- What is being asked -
Rewrite each of the records below, changing every "text-line" to "text-row" and leaving everything else as it is.

- Information shown -
--

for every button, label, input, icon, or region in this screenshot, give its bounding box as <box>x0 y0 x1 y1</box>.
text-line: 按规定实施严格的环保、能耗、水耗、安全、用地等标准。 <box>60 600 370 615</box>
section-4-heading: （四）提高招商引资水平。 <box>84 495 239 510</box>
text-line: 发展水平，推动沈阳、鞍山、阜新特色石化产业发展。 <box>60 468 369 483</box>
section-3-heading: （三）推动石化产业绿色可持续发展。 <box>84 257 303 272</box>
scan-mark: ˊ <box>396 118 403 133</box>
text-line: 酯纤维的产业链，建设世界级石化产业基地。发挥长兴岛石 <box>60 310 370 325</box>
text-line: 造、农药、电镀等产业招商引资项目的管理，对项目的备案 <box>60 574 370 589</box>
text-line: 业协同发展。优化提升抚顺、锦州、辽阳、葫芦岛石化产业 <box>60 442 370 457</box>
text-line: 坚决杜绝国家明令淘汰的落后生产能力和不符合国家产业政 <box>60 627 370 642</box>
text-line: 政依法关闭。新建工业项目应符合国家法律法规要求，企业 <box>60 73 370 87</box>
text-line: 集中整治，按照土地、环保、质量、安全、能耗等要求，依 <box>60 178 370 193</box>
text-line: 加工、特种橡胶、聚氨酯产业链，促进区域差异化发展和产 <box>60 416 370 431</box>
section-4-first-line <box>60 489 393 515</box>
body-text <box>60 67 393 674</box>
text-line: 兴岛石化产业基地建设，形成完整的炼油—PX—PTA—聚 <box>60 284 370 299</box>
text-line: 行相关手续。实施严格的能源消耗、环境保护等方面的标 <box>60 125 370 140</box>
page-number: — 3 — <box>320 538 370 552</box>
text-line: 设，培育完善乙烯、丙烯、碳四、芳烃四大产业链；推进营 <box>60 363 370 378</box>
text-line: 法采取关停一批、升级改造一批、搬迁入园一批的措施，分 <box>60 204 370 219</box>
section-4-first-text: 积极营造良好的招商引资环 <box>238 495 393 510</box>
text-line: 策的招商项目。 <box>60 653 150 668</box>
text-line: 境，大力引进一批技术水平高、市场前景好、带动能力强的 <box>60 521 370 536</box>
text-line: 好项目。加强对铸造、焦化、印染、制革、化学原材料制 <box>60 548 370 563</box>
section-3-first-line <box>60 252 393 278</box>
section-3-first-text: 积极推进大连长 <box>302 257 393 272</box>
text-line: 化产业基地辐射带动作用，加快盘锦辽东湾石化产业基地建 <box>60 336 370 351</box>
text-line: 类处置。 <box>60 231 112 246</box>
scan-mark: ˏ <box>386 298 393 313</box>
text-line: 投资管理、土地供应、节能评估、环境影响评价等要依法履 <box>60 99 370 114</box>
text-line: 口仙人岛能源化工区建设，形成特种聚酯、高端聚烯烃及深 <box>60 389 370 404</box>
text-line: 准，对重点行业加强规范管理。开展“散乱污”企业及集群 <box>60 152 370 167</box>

--

- Completed exercise -
for every button, label, input, icon, or region in this screenshot, give its bounding box as <box>x0 y0 x1 y1</box>.
text-row: 按规定实施严格的环保、能耗、水耗、安全、用地等标准。 <box>60 600 370 615</box>
section-4-heading: （四）提高招商引资水平。 <box>84 495 239 510</box>
text-row: 发展水平，推动沈阳、鞍山、阜新特色石化产业发展。 <box>60 468 369 483</box>
section-3-heading: （三）推动石化产业绿色可持续发展。 <box>84 257 303 272</box>
scan-mark: ˊ <box>396 118 403 133</box>
text-row: 酯纤维的产业链，建设世界级石化产业基地。发挥长兴岛石 <box>60 310 370 325</box>
text-row: 造、农药、电镀等产业招商引资项目的管理，对项目的备案 <box>60 574 370 589</box>
text-row: 业协同发展。优化提升抚顺、锦州、辽阳、葫芦岛石化产业 <box>60 442 370 457</box>
text-row: 坚决杜绝国家明令淘汰的落后生产能力和不符合国家产业政 <box>60 627 370 642</box>
text-row: 政依法关闭。新建工业项目应符合国家法律法规要求，企业 <box>60 73 370 87</box>
text-row: 集中整治，按照土地、环保、质量、安全、能耗等要求，依 <box>60 178 370 193</box>
text-row: 加工、特种橡胶、聚氨酯产业链，促进区域差异化发展和产 <box>60 416 370 431</box>
section-4-first-line <box>60 489 393 515</box>
body-text <box>60 67 393 674</box>
text-row: 兴岛石化产业基地建设，形成完整的炼油—PX—PTA—聚 <box>60 284 370 299</box>
text-row: 行相关手续。实施严格的能源消耗、环境保护等方面的标 <box>60 125 370 140</box>
page-number: — 3 — <box>320 538 370 552</box>
text-row: 设，培育完善乙烯、丙烯、碳四、芳烃四大产业链；推进营 <box>60 363 370 378</box>
text-row: 法采取关停一批、升级改造一批、搬迁入园一批的措施，分 <box>60 204 370 219</box>
section-4-first-text: 积极营造良好的招商引资环 <box>238 495 393 510</box>
text-row: 策的招商项目。 <box>60 653 150 668</box>
text-row: 境，大力引进一批技术水平高、市场前景好、带动能力强的 <box>60 521 370 536</box>
text-row: 好项目。加强对铸造、焦化、印染、制革、化学原材料制 <box>60 548 370 563</box>
section-3-first-line <box>60 252 393 278</box>
section-3-first-text: 积极推进大连长 <box>302 257 393 272</box>
text-row: 化产业基地辐射带动作用，加快盘锦辽东湾石化产业基地建 <box>60 336 370 351</box>
text-row: 类处置。 <box>60 231 112 246</box>
scan-mark: ˏ <box>386 298 393 313</box>
text-row: 投资管理、土地供应、节能评估、环境影响评价等要依法履 <box>60 99 370 114</box>
text-row: 口仙人岛能源化工区建设，形成特种聚酯、高端聚烯烃及深 <box>60 389 370 404</box>
text-row: 准，对重点行业加强规范管理。开展“散乱污”企业及集群 <box>60 152 370 167</box>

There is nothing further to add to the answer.